-- DOCUMENT EXTRACT follows --

Not that I'd re-implement sockets if it was. :P
 
@Dennis Well, if you unset it, the sockets would just stop working
.oO(what socket library is it anyway)
 
Only if I somehow uninstall the real version from /lib64.
 
Wouldn't selinux go o no real sockets
 
Wait, no, I think those are system calls.
Oh, that's what you mean.
Yeah, that could work. It's probably way too much effort, but that could work.
 
sys/socket.h isn't very big but there's probably other stuff on other places
 
4:45 AM
I think everything else would be based on this.
 
 
6 hours later…
ngn
10:24 AM
@Dennis kona was fixed
@Pavel what do you mean? something wrong with using libreadline?
 
 
2 hours later…
12:32 PM
 
ngn
@Dennis yay! thanks :)
 
Thank you for the bug reports.
 
 
2 hours later…
BMO
2:48 PM
@Dennis: I changed Alchemist slightly, can you please pull the latest version?
 
3:14 PM
@BMO Done.
 
BMO
That was fast, thank you kindly :)
 
@ngn No it's great, I was saying you should use libreadline instead of making your users use rlwrap
 
ngn
@Pavel i'm a minimalist. i use no libs :)
 
3:31 PM
@Dennis - found and fixed a bug in C: statements in psPILOT. Pull, please?

-- DOCUMENT EXTRACT concluded --
-- DATA SECTION follows --

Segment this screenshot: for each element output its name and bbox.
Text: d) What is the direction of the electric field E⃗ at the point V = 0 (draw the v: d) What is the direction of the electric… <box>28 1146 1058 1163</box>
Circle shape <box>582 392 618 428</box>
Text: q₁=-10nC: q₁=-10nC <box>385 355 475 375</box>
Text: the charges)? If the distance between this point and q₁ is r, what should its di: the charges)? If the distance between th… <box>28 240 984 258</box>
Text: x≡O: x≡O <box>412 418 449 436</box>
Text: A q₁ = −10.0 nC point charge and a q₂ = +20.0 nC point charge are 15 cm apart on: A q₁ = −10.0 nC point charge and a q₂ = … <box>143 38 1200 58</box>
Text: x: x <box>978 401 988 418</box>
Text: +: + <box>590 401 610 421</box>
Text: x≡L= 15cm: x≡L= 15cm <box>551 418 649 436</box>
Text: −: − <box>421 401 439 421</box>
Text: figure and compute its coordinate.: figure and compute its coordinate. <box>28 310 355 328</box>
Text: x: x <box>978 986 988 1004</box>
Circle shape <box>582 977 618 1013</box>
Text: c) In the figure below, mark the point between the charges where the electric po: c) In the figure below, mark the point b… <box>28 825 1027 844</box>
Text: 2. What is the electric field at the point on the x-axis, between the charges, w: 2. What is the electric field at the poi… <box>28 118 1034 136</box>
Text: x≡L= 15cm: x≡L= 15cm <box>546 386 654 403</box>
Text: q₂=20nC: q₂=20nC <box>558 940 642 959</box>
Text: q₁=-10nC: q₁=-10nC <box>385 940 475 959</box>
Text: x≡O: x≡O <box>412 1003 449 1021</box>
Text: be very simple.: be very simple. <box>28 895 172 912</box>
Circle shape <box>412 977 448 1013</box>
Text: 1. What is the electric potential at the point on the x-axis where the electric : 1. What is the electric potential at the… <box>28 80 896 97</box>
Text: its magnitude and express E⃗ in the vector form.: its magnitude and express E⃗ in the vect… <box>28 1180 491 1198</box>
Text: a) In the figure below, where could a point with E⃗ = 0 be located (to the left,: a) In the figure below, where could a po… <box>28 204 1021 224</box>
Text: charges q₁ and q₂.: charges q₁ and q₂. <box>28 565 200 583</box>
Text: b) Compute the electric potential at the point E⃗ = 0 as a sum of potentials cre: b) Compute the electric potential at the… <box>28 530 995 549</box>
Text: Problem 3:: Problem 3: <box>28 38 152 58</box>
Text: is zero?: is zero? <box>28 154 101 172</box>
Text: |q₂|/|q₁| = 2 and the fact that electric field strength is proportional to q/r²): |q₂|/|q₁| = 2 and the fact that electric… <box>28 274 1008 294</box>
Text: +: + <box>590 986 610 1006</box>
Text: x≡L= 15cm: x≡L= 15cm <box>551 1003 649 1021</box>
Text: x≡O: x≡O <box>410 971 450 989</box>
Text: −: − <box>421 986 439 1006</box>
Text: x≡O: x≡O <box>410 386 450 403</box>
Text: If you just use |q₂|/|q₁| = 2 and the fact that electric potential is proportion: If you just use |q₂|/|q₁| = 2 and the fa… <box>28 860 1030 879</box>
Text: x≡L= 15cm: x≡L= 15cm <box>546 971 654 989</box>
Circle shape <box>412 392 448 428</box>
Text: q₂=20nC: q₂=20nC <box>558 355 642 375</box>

-- DATA SECTION concluded --

QUESTIONS TO ANSWER:
[a] Answer these questions about the chat log:
(i) What does ngn tell Dennis at 10:24 AM had been fixed?
(ii) What does BMO say was changed slightly?
(iii) What library does Pavel say ngn should use instead of making users use rlwrap?
[b] How would you put this sentence from the chat log into Spanish: "I think everything else would be based on this."

ANSWERS TO THIS EXERCISE:
[a]
(i) Kona.
(ii) Alchemist.
(iii) libreadline.

[b] Creo que todo lo demás se basaría en esto.